§ Provided entries
+ + + + + + +

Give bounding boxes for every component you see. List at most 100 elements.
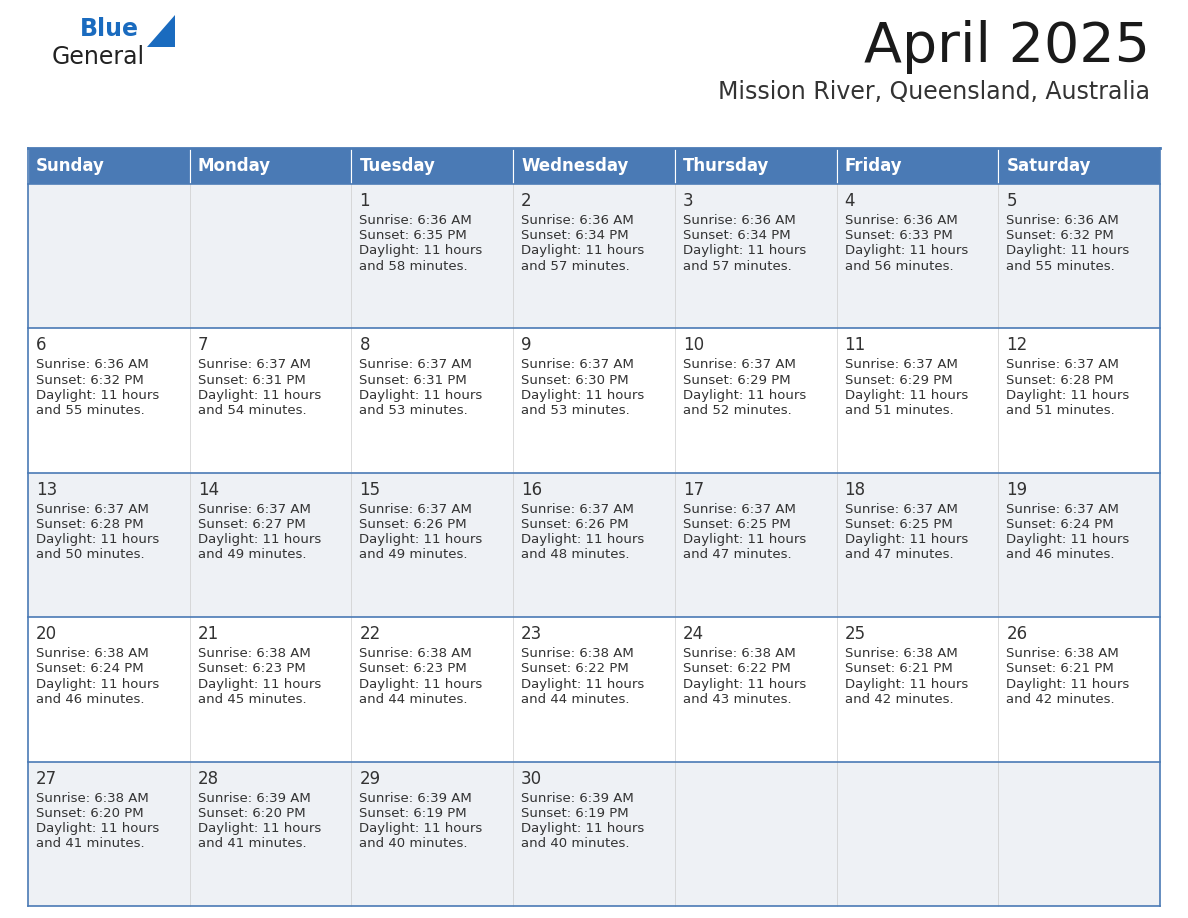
Bar: [352, 148, 513, 184]
Text: Sunset: 6:19 PM: Sunset: 6:19 PM: [360, 807, 467, 820]
Text: Sunrise: 6:36 AM: Sunrise: 6:36 AM: [845, 214, 958, 227]
Text: 23: 23: [522, 625, 543, 644]
Bar: [836, 148, 998, 184]
Text: and 49 minutes.: and 49 minutes.: [360, 548, 468, 561]
Text: Sunrise: 6:39 AM: Sunrise: 6:39 AM: [360, 791, 472, 804]
Text: and 53 minutes.: and 53 minutes.: [360, 404, 468, 417]
Text: and 41 minutes.: and 41 minutes.: [197, 837, 307, 850]
Text: and 53 minutes.: and 53 minutes.: [522, 404, 630, 417]
Text: Sunrise: 6:36 AM: Sunrise: 6:36 AM: [36, 358, 148, 372]
Text: 28: 28: [197, 769, 219, 788]
Text: and 44 minutes.: and 44 minutes.: [360, 693, 468, 706]
Text: Daylight: 11 hours: Daylight: 11 hours: [683, 244, 807, 257]
Text: Sunrise: 6:38 AM: Sunrise: 6:38 AM: [36, 647, 148, 660]
Text: Sunrise: 6:37 AM: Sunrise: 6:37 AM: [683, 358, 796, 372]
Text: Sunset: 6:23 PM: Sunset: 6:23 PM: [197, 663, 305, 676]
Text: 18: 18: [845, 481, 866, 498]
Text: 10: 10: [683, 336, 704, 354]
Text: Daylight: 11 hours: Daylight: 11 hours: [36, 822, 159, 835]
Text: Sunrise: 6:38 AM: Sunrise: 6:38 AM: [197, 647, 310, 660]
Text: and 42 minutes.: and 42 minutes.: [845, 693, 953, 706]
Text: Daylight: 11 hours: Daylight: 11 hours: [36, 533, 159, 546]
Text: Saturday: Saturday: [1006, 157, 1091, 175]
Text: 13: 13: [36, 481, 57, 498]
Text: 27: 27: [36, 769, 57, 788]
Text: Monday: Monday: [197, 157, 271, 175]
Text: Sunrise: 6:36 AM: Sunrise: 6:36 AM: [1006, 214, 1119, 227]
Text: Daylight: 11 hours: Daylight: 11 hours: [522, 822, 644, 835]
Text: Sunset: 6:27 PM: Sunset: 6:27 PM: [197, 518, 305, 531]
Bar: [513, 148, 675, 184]
Text: and 46 minutes.: and 46 minutes.: [1006, 548, 1114, 561]
Text: Sunrise: 6:37 AM: Sunrise: 6:37 AM: [360, 503, 473, 516]
Bar: [29, 329, 1159, 473]
Text: 7: 7: [197, 336, 208, 354]
Text: Daylight: 11 hours: Daylight: 11 hours: [845, 388, 968, 402]
Text: Sunrise: 6:38 AM: Sunrise: 6:38 AM: [845, 647, 958, 660]
Text: and 41 minutes.: and 41 minutes.: [36, 837, 145, 850]
Text: Daylight: 11 hours: Daylight: 11 hours: [522, 533, 644, 546]
Text: Daylight: 11 hours: Daylight: 11 hours: [1006, 533, 1130, 546]
Polygon shape: [147, 15, 175, 47]
Text: Daylight: 11 hours: Daylight: 11 hours: [1006, 388, 1130, 402]
Text: 17: 17: [683, 481, 704, 498]
Text: Sunrise: 6:36 AM: Sunrise: 6:36 AM: [522, 214, 634, 227]
Text: Sunset: 6:19 PM: Sunset: 6:19 PM: [522, 807, 628, 820]
Text: General: General: [52, 45, 145, 69]
Text: and 50 minutes.: and 50 minutes.: [36, 548, 145, 561]
Text: and 46 minutes.: and 46 minutes.: [36, 693, 145, 706]
Text: Sunrise: 6:38 AM: Sunrise: 6:38 AM: [522, 647, 634, 660]
Text: Sunset: 6:23 PM: Sunset: 6:23 PM: [360, 663, 467, 676]
Text: Blue: Blue: [80, 17, 139, 41]
Text: 6: 6: [36, 336, 46, 354]
Text: Sunset: 6:28 PM: Sunset: 6:28 PM: [1006, 374, 1114, 386]
Text: Daylight: 11 hours: Daylight: 11 hours: [197, 822, 321, 835]
Text: Sunset: 6:29 PM: Sunset: 6:29 PM: [845, 374, 953, 386]
Text: Friday: Friday: [845, 157, 902, 175]
Text: Sunset: 6:20 PM: Sunset: 6:20 PM: [36, 807, 144, 820]
Text: Wednesday: Wednesday: [522, 157, 628, 175]
Bar: [29, 148, 190, 184]
Text: and 44 minutes.: and 44 minutes.: [522, 693, 630, 706]
Text: 2: 2: [522, 192, 532, 210]
Text: 5: 5: [1006, 192, 1017, 210]
Text: and 42 minutes.: and 42 minutes.: [1006, 693, 1114, 706]
Text: and 55 minutes.: and 55 minutes.: [1006, 260, 1116, 273]
Text: 25: 25: [845, 625, 866, 644]
Text: and 40 minutes.: and 40 minutes.: [522, 837, 630, 850]
Text: Sunset: 6:24 PM: Sunset: 6:24 PM: [36, 663, 144, 676]
Text: Daylight: 11 hours: Daylight: 11 hours: [845, 677, 968, 690]
Text: Sunday: Sunday: [36, 157, 105, 175]
Text: Sunset: 6:32 PM: Sunset: 6:32 PM: [1006, 230, 1114, 242]
Text: and 40 minutes.: and 40 minutes.: [360, 837, 468, 850]
Text: 3: 3: [683, 192, 694, 210]
Text: Sunrise: 6:39 AM: Sunrise: 6:39 AM: [522, 791, 634, 804]
Text: Daylight: 11 hours: Daylight: 11 hours: [197, 677, 321, 690]
Text: Sunset: 6:25 PM: Sunset: 6:25 PM: [683, 518, 790, 531]
Text: Sunrise: 6:39 AM: Sunrise: 6:39 AM: [197, 791, 310, 804]
Text: Daylight: 11 hours: Daylight: 11 hours: [36, 677, 159, 690]
Text: Sunset: 6:21 PM: Sunset: 6:21 PM: [845, 663, 953, 676]
Text: Daylight: 11 hours: Daylight: 11 hours: [683, 533, 807, 546]
Bar: [998, 148, 1159, 184]
Text: Daylight: 11 hours: Daylight: 11 hours: [522, 388, 644, 402]
Text: 1: 1: [360, 192, 369, 210]
Text: Daylight: 11 hours: Daylight: 11 hours: [845, 244, 968, 257]
Text: Sunrise: 6:37 AM: Sunrise: 6:37 AM: [683, 503, 796, 516]
Text: Sunset: 6:31 PM: Sunset: 6:31 PM: [360, 374, 467, 386]
Text: Sunset: 6:35 PM: Sunset: 6:35 PM: [360, 230, 467, 242]
Text: Sunset: 6:26 PM: Sunset: 6:26 PM: [522, 518, 628, 531]
Text: Sunset: 6:24 PM: Sunset: 6:24 PM: [1006, 518, 1114, 531]
Text: Sunset: 6:29 PM: Sunset: 6:29 PM: [683, 374, 790, 386]
Text: Sunrise: 6:37 AM: Sunrise: 6:37 AM: [845, 503, 958, 516]
Text: 11: 11: [845, 336, 866, 354]
Text: and 45 minutes.: and 45 minutes.: [197, 693, 307, 706]
Text: Daylight: 11 hours: Daylight: 11 hours: [36, 388, 159, 402]
Text: Sunset: 6:22 PM: Sunset: 6:22 PM: [522, 663, 628, 676]
Text: 29: 29: [360, 769, 380, 788]
Text: 26: 26: [1006, 625, 1028, 644]
Text: 20: 20: [36, 625, 57, 644]
Text: Sunset: 6:25 PM: Sunset: 6:25 PM: [845, 518, 953, 531]
Text: April 2025: April 2025: [864, 20, 1150, 74]
Text: 21: 21: [197, 625, 219, 644]
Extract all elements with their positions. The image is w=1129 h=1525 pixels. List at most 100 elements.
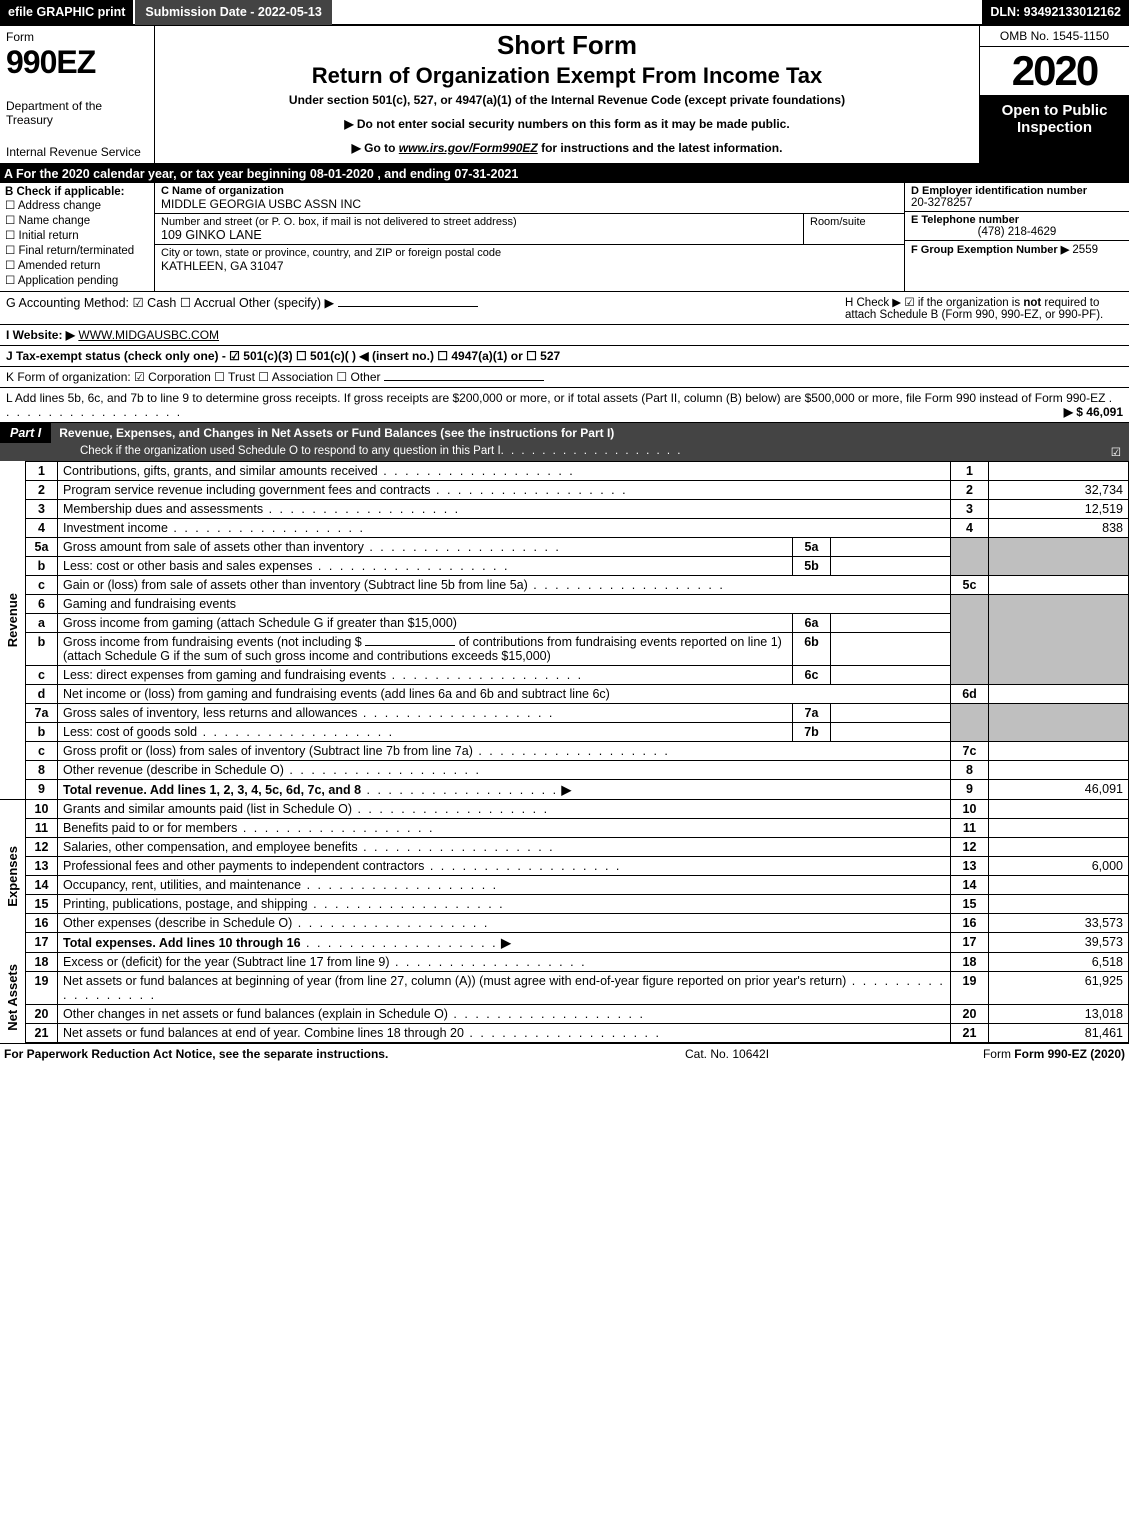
- ln-2-no: 2: [26, 481, 58, 500]
- ln-5c-no: c: [26, 576, 58, 595]
- ln-5b-sub: 5b: [793, 557, 831, 576]
- ln-6b-blank[interactable]: [365, 645, 455, 646]
- ln-5b-no: b: [26, 557, 58, 576]
- chk-accrual[interactable]: Accrual: [180, 296, 236, 310]
- box-def: D Employer identification number 20-3278…: [904, 183, 1129, 291]
- form-word: Form: [6, 30, 148, 44]
- phone-cell: E Telephone number (478) 218-4629: [905, 212, 1129, 241]
- tax-year: 2020: [980, 47, 1129, 96]
- ln-13-desc: Professional fees and other payments to …: [58, 857, 951, 876]
- l-text: L Add lines 5b, 6c, and 7b to line 9 to …: [6, 391, 1105, 405]
- ln-12-val: [989, 838, 1129, 857]
- ln-3-no: 3: [26, 500, 58, 519]
- ln-7b-sub: 7b: [793, 723, 831, 742]
- form-footer: Form Form 990-EZ (2020): [945, 1047, 1125, 1061]
- dept-treasury: Department of the Treasury: [6, 99, 148, 127]
- ein-label: D Employer identification number: [911, 185, 1123, 197]
- chk-amended-return[interactable]: Amended return: [5, 258, 149, 272]
- header-right: OMB No. 1545-1150 2020 Open to Public In…: [979, 26, 1129, 163]
- group-value: 2559: [1072, 244, 1098, 256]
- irs-label: Internal Revenue Service: [6, 145, 148, 159]
- ln-6d-num: 6d: [951, 685, 989, 704]
- ln-6b-sub: 6b: [793, 633, 831, 666]
- part1-label: Part I: [0, 423, 51, 443]
- ln-16-num: 16: [951, 914, 989, 933]
- chk-name-change[interactable]: Name change: [5, 213, 149, 227]
- ln-4-desc: Investment income: [58, 519, 951, 538]
- ln-11-val: [989, 819, 1129, 838]
- ln-5ab-shadeval: [989, 538, 1129, 576]
- group-label: F Group Exemption Number ▶: [911, 244, 1069, 256]
- row-gh: G Accounting Method: Cash Accrual Other …: [0, 292, 1129, 325]
- phone-label: E Telephone number: [911, 214, 1123, 226]
- ln-18-desc: Excess or (deficit) for the year (Subtra…: [58, 953, 951, 972]
- h-not: not: [1023, 297, 1041, 309]
- ln-7a-sub: 7a: [793, 704, 831, 723]
- g-label: G Accounting Method:: [6, 296, 129, 310]
- ein-cell: D Employer identification number 20-3278…: [905, 183, 1129, 212]
- ln-6b-no: b: [26, 633, 58, 666]
- chk-cash[interactable]: Cash: [132, 296, 176, 310]
- ln-2-val: 32,734: [989, 481, 1129, 500]
- goto-post: for instructions and the latest informat…: [538, 141, 783, 155]
- chk-address-change[interactable]: Address change: [5, 198, 149, 212]
- info-grid: B Check if applicable: Address change Na…: [0, 183, 1129, 292]
- chk-final-return[interactable]: Final return/terminated: [5, 243, 149, 257]
- ln-11-desc: Benefits paid to or for members: [58, 819, 951, 838]
- top-bar: efile GRAPHIC print Submission Date - 20…: [0, 0, 1129, 26]
- part1-dots: [501, 445, 683, 459]
- part1-checkbox[interactable]: ☑: [1111, 445, 1121, 459]
- ln-6c-sub: 6c: [793, 666, 831, 685]
- ln-7ab-shade: [951, 704, 989, 742]
- street-cell: Number and street (or P. O. box, if mail…: [155, 214, 804, 244]
- street-label: Number and street (or P. O. box, if mail…: [161, 216, 797, 228]
- ln-10-val: [989, 800, 1129, 819]
- ln-10-num: 10: [951, 800, 989, 819]
- website-link[interactable]: WWW.MIDGAUSBC.COM: [78, 328, 219, 342]
- ln-20-num: 20: [951, 1005, 989, 1024]
- chk-initial-return[interactable]: Initial return: [5, 228, 149, 242]
- ln-1-val: [989, 462, 1129, 481]
- ln-15-no: 15: [26, 895, 58, 914]
- ln-10-no: 10: [26, 800, 58, 819]
- ln-12-desc: Salaries, other compensation, and employ…: [58, 838, 951, 857]
- g-other: Other (specify) ▶: [239, 296, 334, 310]
- ln-16-val: 33,573: [989, 914, 1129, 933]
- org-name-cell: C Name of organization MIDDLE GEORGIA US…: [155, 183, 904, 214]
- lines-table: Revenue 1 Contributions, gifts, grants, …: [0, 461, 1129, 1043]
- ln-21-val: 81,461: [989, 1024, 1129, 1043]
- open-inspection: Open to Public Inspection: [980, 96, 1129, 163]
- efile-badge[interactable]: efile GRAPHIC print: [0, 0, 133, 25]
- omb-number: OMB No. 1545-1150: [980, 26, 1129, 47]
- ln-19-desc: Net assets or fund balances at beginning…: [58, 972, 951, 1005]
- irs-link[interactable]: www.irs.gov/Form990EZ: [399, 141, 538, 155]
- box-b: B Check if applicable: Address change Na…: [0, 183, 155, 291]
- ln-17-num: 17: [951, 933, 989, 953]
- k-other-blank[interactable]: [384, 380, 544, 381]
- ln-17-no: 17: [26, 933, 58, 953]
- line-a-period: A For the 2020 calendar year, or tax yea…: [0, 165, 1129, 183]
- ln-5c-num: 5c: [951, 576, 989, 595]
- ln-8-num: 8: [951, 761, 989, 780]
- ln-8-desc: Other revenue (describe in Schedule O): [58, 761, 951, 780]
- ln-6a-desc: Gross income from gaming (attach Schedul…: [58, 614, 793, 633]
- ln-15-num: 15: [951, 895, 989, 914]
- ln-7c-no: c: [26, 742, 58, 761]
- ln-2-desc: Program service revenue including govern…: [58, 481, 951, 500]
- ln-6-shade: [951, 595, 989, 685]
- ln-7a-subval: [831, 704, 951, 723]
- ln-7c-num: 7c: [951, 742, 989, 761]
- header-center: Short Form Return of Organization Exempt…: [155, 26, 979, 163]
- form-header: Form 990EZ Department of the Treasury In…: [0, 26, 1129, 165]
- ln-14-desc: Occupancy, rent, utilities, and maintena…: [58, 876, 951, 895]
- ln-7ab-shadeval: [989, 704, 1129, 742]
- ln-6b-subval: [831, 633, 951, 666]
- phone-value: (478) 218-4629: [911, 226, 1123, 238]
- g-other-blank[interactable]: [338, 306, 478, 307]
- ln-8-val: [989, 761, 1129, 780]
- chk-application-pending[interactable]: Application pending: [5, 273, 149, 287]
- ln-5a-subval: [831, 538, 951, 557]
- ln-3-val: 12,519: [989, 500, 1129, 519]
- form-number: 990EZ: [6, 44, 148, 81]
- ln-5a-desc: Gross amount from sale of assets other t…: [58, 538, 793, 557]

+ + + + + + +

§ Your instructions
From the listing, arrange the part that opens with the line containing "- ln-2-no: 2: [26, 481, 58, 500]" and closes with the line containing "- irs-label: Internal" as a JSON list of strings, one string per line, with blank lines left out and both end lines included.

§ Exercise answer
[
  "- ln-2-no: 2: [26, 481, 58, 500]",
  "- ln-5c-no: c: [26, 576, 58, 595]",
  "- ln-5b-sub: 5b: [793, 557, 831, 576]",
  "- ln-6b-blank[interactable]: [365, 645, 455, 646]",
  "- ln-5b-no: b: [26, 557, 58, 576]",
  "- chk-accrual[interactable]: Accrual: [180, 296, 236, 310]",
  "- box-def: D Employer identification number 20-3278…: [904, 183, 1129, 291]",
  "- form-word: Form: [6, 30, 148, 44]",
  "- phone-cell: E Telephone number (478) 218-4629: [905, 212, 1129, 241]",
  "- tax-year: 2020: [980, 47, 1129, 96]",
  "- ln-13-desc: Professional fees and other payments to …: [58, 857, 951, 876]",
  "- l-text: L Add lines 5b, 6c, and 7b to line 9 to …: [6, 391, 1105, 405]",
  "- ln-12-val: [989, 838, 1129, 857]",
  "- ln-3-no: 3: [26, 500, 58, 519]",
  "- ln-7b-sub: 7b: [793, 723, 831, 742]",
  "- form-footer: Form Form 990-EZ (2020): [945, 1047, 1125, 1061]",
  "- dept-treasury: Department of the Treasury: [6, 99, 148, 127]",
  "- ein-label: D Employer identification number: [911, 185, 1123, 197]",
  "- chk-amended-return[interactable]: Amended return: [5, 258, 149, 272]",
  "- header-right: OMB No. 1545-1150 2020 Open to Public In…: [979, 26, 1129, 163]",
  "- group-value: 2559: [1072, 244, 1098, 256]",
  "- irs-label: Internal Revenue Service: [6, 145, 148, 159]"
]